_EXERCISE_: List each line of the data that holds the string "الزهرى", please.

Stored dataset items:
══════════
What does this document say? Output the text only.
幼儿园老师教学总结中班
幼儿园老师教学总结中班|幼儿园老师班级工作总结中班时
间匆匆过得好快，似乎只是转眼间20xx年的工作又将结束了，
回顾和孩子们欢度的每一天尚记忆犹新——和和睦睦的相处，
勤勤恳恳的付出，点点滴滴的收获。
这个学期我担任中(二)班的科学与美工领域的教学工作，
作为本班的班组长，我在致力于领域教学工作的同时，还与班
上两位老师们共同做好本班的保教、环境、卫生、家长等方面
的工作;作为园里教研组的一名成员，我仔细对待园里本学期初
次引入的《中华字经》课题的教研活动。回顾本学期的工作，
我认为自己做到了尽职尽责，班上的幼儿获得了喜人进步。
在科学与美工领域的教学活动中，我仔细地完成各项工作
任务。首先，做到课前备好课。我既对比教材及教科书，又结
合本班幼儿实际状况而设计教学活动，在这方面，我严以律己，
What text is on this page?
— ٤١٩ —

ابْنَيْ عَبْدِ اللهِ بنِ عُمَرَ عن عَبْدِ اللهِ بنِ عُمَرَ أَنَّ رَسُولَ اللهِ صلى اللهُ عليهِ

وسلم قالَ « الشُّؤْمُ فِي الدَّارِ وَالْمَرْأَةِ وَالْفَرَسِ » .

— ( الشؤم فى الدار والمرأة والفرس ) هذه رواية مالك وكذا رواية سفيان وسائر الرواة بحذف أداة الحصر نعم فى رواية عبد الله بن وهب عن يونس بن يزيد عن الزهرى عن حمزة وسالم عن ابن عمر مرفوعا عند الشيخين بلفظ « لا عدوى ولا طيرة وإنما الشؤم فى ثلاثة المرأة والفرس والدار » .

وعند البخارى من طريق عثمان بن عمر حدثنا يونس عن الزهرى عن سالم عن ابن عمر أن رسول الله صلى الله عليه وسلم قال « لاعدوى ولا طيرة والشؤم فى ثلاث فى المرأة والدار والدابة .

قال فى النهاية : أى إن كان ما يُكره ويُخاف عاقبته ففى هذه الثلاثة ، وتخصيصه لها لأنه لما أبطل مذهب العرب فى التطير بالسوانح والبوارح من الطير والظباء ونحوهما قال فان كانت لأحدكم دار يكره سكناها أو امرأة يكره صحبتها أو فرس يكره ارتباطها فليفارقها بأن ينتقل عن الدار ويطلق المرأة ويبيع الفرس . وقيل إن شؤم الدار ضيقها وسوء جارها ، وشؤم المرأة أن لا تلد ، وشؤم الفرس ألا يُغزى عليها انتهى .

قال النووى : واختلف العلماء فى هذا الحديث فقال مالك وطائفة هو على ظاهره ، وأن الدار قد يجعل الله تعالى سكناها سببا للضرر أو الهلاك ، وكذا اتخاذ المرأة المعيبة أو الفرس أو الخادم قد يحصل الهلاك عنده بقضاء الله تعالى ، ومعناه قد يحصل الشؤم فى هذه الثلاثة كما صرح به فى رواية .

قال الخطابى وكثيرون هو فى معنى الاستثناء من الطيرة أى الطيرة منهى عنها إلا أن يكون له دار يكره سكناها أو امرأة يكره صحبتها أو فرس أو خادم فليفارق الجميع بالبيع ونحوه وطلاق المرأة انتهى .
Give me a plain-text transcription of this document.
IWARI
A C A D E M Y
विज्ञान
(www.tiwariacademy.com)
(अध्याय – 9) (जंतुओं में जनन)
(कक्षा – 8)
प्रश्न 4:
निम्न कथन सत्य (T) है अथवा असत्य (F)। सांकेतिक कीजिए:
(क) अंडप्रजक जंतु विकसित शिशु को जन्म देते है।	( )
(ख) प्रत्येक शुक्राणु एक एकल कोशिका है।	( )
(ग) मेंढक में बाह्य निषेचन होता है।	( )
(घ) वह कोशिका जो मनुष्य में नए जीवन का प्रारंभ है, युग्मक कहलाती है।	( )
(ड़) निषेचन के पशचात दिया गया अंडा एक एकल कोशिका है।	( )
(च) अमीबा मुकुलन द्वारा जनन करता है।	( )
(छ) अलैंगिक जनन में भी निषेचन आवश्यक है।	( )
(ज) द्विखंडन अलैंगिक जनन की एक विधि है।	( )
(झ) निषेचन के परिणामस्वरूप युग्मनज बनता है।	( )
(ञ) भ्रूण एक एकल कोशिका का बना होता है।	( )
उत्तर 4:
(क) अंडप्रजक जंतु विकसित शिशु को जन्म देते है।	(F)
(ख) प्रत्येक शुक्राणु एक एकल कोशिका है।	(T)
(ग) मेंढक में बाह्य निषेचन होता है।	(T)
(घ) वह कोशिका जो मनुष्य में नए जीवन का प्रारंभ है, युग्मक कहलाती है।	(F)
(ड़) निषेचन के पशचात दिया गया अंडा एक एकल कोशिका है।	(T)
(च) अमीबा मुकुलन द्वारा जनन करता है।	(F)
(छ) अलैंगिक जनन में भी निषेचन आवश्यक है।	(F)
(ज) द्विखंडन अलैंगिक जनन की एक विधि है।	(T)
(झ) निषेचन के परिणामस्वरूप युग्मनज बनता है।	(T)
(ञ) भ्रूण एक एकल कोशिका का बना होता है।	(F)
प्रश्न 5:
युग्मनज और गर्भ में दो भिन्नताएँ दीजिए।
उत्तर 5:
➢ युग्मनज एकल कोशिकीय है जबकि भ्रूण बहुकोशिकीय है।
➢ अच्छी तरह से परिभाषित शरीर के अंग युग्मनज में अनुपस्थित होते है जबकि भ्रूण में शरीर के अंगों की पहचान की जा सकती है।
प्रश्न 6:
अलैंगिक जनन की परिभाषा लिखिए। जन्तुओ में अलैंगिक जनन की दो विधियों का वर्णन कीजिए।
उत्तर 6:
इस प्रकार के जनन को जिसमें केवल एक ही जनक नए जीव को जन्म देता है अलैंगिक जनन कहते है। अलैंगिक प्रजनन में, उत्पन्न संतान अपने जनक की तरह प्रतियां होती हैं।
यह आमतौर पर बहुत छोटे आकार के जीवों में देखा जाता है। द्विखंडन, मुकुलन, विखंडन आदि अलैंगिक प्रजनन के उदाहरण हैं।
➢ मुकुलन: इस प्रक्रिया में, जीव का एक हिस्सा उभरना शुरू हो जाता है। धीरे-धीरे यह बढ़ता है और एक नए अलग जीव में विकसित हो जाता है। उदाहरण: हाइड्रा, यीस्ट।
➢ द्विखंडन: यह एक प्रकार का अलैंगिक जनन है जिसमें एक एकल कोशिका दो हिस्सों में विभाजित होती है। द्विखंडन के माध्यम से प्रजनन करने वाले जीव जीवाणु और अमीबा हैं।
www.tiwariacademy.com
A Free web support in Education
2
══════════
_RIGHT ANSWER_:
— ( الشؤم فى الدار والمرأة والفرس ) هذه رواية مالك وكذا رواية سفيان وسائر الرواة بحذف أداة الحصر نعم فى رواية عبد الله بن وهب عن يونس بن يزيد عن الزهرى عن حمزة وسالم عن ابن عمر مرفوعا عند الشيخين بلفظ « لا عدوى ولا طيرة وإنما الشؤم فى ثلاثة المرأة والفرس والدار » .
وعند البخارى من طريق عثمان بن عمر حدثنا يونس عن الزهرى عن سالم عن ابن عمر أن رسول الله صلى الله عليه وسلم قال « لاعدوى ولا طيرة والشؤم فى ثلاث فى المرأة والدار والدابة .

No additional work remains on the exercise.